List, from the lines below, each one with "price" in it.

Records
########################################

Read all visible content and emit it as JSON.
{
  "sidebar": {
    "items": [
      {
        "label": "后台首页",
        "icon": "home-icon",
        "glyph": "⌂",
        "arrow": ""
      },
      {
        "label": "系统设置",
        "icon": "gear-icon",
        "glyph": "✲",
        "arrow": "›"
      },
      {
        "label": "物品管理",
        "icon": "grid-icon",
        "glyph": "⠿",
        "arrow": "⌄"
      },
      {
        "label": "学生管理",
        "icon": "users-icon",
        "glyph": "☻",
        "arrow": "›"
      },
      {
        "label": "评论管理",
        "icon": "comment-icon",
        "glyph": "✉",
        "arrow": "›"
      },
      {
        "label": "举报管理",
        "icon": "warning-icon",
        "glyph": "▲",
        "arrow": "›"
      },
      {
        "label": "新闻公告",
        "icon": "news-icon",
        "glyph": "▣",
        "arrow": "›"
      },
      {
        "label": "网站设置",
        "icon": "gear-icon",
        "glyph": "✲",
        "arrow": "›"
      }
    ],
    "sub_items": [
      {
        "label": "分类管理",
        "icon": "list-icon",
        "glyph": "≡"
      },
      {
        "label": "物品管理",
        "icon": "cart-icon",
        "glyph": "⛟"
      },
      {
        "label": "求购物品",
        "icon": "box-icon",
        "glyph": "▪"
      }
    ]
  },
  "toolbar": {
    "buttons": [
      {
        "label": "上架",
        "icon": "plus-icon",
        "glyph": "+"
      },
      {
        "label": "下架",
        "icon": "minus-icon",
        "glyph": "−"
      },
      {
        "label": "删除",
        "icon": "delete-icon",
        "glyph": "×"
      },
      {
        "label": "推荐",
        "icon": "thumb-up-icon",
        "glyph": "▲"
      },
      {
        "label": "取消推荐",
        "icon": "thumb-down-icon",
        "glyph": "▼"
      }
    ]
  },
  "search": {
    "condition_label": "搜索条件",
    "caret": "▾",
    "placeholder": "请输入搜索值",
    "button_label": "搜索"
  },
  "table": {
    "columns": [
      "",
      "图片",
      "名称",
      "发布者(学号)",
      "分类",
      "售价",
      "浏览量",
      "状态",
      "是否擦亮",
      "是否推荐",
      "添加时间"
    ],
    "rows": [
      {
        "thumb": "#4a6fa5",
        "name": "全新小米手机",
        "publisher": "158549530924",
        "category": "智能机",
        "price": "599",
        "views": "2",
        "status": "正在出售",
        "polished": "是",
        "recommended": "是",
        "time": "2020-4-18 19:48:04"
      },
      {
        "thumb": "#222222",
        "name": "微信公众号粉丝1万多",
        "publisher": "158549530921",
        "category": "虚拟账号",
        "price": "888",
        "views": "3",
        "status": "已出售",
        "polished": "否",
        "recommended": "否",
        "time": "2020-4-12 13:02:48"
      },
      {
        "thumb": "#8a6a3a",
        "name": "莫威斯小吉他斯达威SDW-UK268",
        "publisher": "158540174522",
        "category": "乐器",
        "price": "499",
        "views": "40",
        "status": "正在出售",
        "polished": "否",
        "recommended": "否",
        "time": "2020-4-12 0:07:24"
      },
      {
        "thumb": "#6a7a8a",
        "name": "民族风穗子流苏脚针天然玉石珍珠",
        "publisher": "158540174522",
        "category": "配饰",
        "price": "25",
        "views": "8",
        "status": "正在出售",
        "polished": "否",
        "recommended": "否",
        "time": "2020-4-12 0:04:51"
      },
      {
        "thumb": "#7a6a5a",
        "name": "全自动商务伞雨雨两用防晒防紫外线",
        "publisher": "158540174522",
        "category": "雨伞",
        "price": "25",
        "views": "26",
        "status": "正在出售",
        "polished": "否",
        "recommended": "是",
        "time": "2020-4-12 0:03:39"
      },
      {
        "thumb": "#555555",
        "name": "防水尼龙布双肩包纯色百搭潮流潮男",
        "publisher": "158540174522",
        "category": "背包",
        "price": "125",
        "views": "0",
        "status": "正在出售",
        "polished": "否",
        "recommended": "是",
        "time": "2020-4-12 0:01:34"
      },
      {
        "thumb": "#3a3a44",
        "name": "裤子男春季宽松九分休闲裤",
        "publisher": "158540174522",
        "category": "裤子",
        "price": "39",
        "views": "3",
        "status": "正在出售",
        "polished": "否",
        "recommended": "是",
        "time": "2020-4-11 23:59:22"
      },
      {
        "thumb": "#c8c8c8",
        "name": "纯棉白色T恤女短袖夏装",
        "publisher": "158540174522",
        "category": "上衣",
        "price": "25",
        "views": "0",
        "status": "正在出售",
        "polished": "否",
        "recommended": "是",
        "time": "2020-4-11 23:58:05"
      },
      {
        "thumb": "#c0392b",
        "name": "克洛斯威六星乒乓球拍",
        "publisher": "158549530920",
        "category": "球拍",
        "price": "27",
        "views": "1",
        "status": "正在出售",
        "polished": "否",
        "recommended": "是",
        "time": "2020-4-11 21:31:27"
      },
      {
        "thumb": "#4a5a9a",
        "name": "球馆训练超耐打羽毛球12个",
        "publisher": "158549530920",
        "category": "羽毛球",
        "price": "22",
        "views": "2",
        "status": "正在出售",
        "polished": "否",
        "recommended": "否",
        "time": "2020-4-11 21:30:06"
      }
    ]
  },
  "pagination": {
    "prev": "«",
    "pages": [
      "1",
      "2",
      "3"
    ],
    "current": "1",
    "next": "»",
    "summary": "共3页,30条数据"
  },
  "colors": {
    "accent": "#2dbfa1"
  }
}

########################################

Written answer ::
        "price": "599",
        "price": "888",
        "price": "499",
        "price": "25",
        "price": "25",
        "price": "125",
        "price": "39",
        "price": "25",
        "price": "27",
        "price": "22",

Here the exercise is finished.